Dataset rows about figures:
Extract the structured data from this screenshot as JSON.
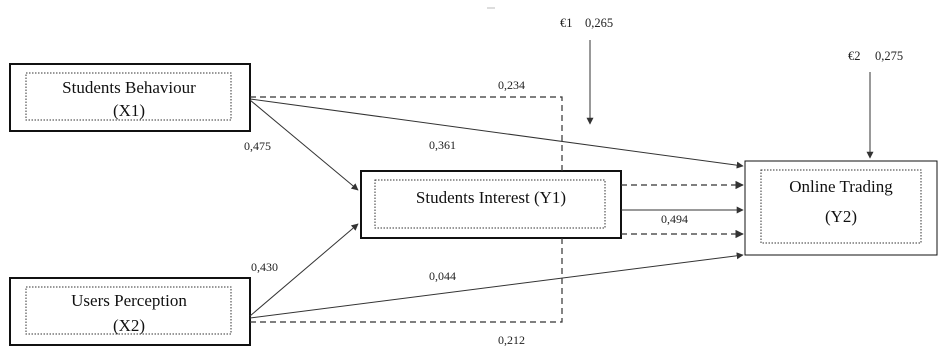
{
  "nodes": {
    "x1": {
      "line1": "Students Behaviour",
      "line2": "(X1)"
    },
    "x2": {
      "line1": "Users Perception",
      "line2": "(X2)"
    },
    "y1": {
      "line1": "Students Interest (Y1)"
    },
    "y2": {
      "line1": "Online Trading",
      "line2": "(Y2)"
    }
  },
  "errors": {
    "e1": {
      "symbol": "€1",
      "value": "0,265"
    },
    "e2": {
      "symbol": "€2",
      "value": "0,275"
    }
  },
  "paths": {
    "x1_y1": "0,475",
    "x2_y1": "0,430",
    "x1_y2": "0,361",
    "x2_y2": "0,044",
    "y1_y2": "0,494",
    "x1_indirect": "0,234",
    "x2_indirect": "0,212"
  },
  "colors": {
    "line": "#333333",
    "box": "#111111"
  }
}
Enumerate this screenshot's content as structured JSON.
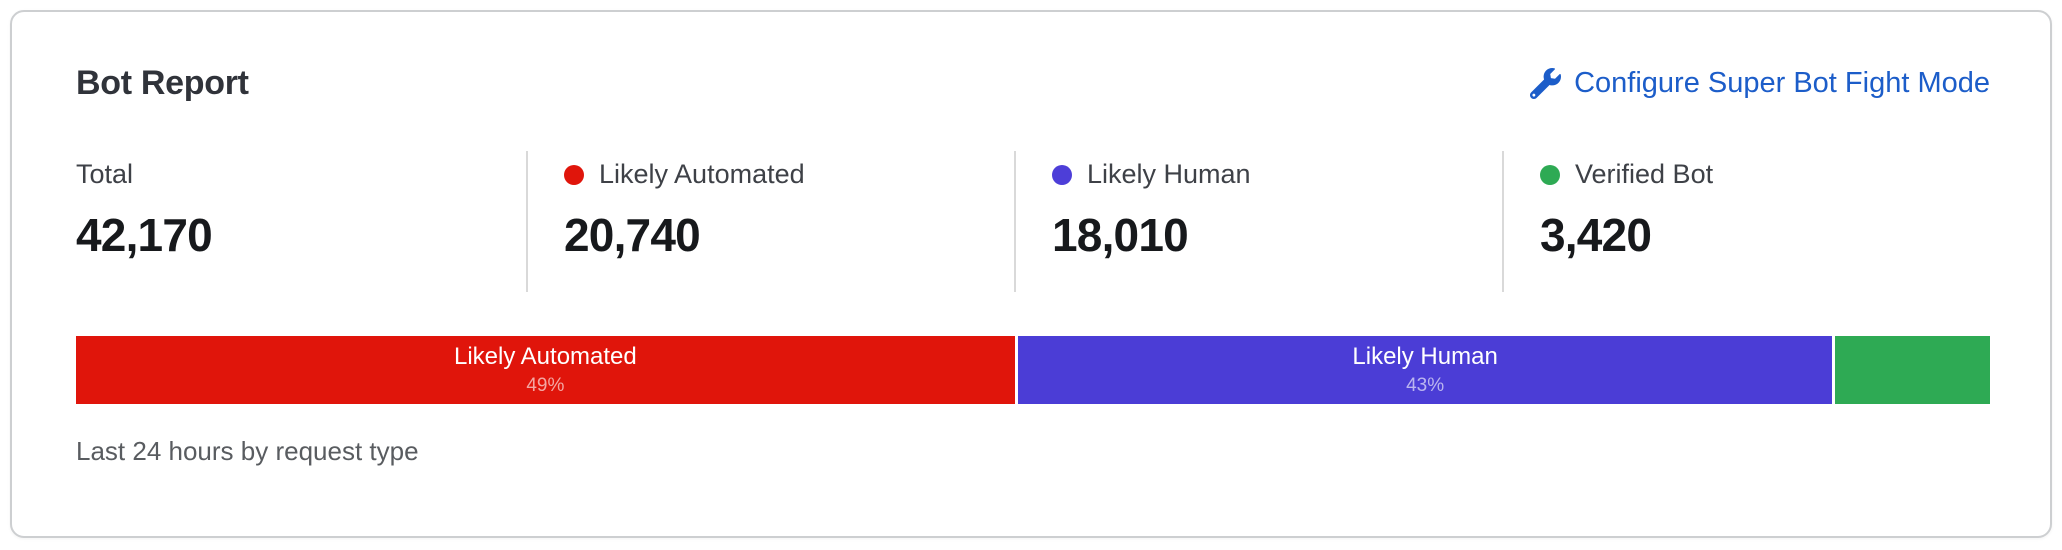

---

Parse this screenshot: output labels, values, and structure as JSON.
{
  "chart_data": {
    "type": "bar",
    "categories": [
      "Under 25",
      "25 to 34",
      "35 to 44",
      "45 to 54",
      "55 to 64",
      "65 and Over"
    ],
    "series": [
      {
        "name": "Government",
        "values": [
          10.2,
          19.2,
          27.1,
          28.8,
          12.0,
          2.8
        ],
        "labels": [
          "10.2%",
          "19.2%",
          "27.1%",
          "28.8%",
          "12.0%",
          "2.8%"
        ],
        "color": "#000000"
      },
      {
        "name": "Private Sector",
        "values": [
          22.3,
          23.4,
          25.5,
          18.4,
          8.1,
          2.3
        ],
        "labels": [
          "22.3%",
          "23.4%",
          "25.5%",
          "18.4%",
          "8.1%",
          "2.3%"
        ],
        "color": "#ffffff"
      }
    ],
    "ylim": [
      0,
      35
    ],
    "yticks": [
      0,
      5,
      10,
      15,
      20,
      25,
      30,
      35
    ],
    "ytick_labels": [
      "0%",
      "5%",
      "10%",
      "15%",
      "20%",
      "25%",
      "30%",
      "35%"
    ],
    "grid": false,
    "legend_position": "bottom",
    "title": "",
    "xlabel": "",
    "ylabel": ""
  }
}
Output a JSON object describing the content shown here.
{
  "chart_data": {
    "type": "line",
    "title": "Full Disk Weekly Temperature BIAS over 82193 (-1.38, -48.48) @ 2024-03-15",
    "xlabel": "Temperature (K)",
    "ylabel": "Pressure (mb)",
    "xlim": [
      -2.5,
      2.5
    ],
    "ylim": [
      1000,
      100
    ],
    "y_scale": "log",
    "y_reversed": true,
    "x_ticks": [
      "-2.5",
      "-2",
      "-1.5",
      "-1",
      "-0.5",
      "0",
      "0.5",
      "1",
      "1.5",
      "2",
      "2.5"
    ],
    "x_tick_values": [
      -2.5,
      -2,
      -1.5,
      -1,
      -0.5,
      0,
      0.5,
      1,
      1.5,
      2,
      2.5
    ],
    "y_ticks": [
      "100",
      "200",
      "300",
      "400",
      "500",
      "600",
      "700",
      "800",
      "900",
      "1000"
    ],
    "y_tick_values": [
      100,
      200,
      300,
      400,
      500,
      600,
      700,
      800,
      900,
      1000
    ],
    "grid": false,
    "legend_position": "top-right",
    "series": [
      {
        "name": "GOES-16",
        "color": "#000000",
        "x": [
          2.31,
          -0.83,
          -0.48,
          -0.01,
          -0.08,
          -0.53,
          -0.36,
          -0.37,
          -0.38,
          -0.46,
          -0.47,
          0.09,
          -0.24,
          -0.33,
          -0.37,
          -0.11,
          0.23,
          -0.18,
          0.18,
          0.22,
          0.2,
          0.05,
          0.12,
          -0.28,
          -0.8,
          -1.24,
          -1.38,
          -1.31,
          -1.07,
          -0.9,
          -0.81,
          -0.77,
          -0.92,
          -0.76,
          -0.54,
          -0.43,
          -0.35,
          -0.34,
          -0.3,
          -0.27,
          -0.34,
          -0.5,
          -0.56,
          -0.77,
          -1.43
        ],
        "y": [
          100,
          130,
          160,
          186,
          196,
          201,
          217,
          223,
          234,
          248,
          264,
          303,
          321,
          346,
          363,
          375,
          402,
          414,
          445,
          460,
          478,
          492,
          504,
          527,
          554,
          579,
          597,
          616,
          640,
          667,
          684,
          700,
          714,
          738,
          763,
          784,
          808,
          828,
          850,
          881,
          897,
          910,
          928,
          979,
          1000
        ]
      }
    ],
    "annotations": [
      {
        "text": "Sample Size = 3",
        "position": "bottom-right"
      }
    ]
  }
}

---

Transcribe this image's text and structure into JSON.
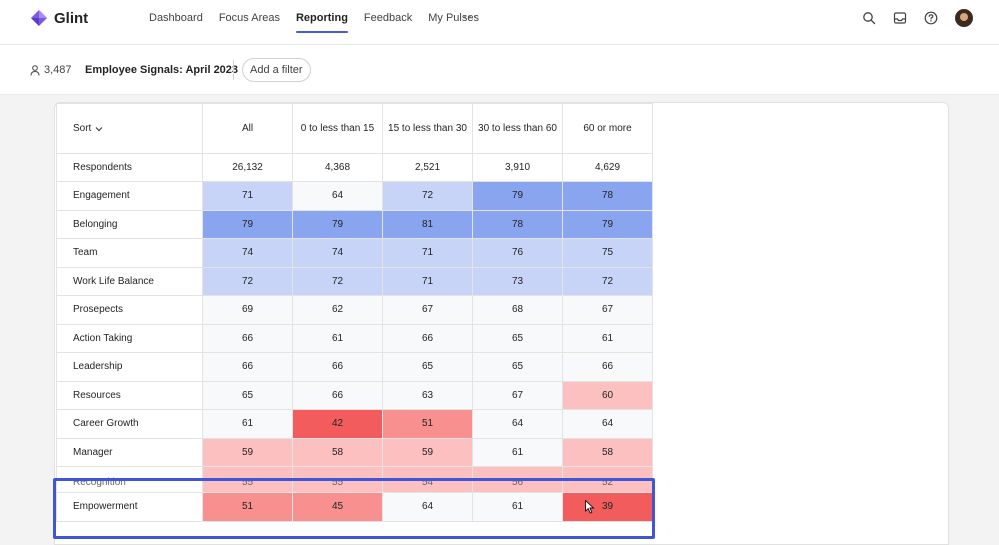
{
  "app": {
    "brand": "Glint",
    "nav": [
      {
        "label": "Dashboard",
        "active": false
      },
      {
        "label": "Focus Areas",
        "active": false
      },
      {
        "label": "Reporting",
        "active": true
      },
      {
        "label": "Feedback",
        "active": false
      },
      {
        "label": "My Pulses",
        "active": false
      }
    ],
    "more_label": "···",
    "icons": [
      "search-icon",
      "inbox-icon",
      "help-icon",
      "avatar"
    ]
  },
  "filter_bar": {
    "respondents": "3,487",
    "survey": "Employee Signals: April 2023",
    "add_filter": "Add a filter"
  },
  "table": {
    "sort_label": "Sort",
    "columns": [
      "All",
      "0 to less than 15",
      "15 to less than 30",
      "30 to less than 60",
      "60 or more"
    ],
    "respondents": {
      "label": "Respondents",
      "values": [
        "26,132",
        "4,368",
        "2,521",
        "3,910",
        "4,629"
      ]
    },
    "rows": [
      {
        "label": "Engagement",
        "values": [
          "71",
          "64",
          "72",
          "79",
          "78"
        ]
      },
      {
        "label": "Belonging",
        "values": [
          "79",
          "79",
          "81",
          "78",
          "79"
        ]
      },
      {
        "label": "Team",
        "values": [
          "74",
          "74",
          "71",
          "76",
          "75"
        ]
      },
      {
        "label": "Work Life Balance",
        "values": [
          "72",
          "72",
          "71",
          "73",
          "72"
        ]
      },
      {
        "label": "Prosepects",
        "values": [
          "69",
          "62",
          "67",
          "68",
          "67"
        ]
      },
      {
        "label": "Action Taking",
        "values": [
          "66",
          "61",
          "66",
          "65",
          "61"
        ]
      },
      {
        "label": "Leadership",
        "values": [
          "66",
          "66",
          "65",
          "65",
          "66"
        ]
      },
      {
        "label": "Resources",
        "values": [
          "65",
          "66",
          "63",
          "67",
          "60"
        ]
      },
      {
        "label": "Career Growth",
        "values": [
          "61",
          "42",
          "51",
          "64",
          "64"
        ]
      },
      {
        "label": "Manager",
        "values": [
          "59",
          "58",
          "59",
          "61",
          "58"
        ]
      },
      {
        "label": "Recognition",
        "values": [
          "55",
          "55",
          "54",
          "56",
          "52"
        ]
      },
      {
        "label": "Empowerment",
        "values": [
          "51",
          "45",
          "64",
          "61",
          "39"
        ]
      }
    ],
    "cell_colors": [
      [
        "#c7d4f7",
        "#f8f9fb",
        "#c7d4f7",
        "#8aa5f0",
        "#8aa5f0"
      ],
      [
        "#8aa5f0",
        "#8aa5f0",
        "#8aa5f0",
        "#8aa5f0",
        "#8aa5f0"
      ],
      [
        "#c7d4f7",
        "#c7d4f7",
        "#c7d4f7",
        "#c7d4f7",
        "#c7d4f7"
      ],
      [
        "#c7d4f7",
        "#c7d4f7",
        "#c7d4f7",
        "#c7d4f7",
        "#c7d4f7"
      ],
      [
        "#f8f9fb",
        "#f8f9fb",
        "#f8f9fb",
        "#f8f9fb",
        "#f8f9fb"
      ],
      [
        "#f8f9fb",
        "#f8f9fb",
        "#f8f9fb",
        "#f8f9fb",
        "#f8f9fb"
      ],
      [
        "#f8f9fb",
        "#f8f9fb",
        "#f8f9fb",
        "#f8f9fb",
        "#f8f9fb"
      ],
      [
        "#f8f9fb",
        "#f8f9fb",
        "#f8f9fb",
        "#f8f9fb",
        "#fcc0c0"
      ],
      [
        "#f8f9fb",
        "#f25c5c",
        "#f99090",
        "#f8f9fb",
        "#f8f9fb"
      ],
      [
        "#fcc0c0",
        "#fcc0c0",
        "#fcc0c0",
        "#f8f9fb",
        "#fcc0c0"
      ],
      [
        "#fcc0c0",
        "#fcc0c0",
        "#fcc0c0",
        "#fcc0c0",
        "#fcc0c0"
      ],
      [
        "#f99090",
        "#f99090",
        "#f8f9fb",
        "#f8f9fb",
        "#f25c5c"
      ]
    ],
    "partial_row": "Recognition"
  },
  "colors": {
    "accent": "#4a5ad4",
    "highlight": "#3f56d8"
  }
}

> **Aim**: Show the lines of the records that include the string "screenshot".

> **Written solution**:
Extract the structured data from this screenshot as JSON.
Enumerate this screenshot's content as structured JSON.
Parse this screenshot: output labels, values, and structure as JSON.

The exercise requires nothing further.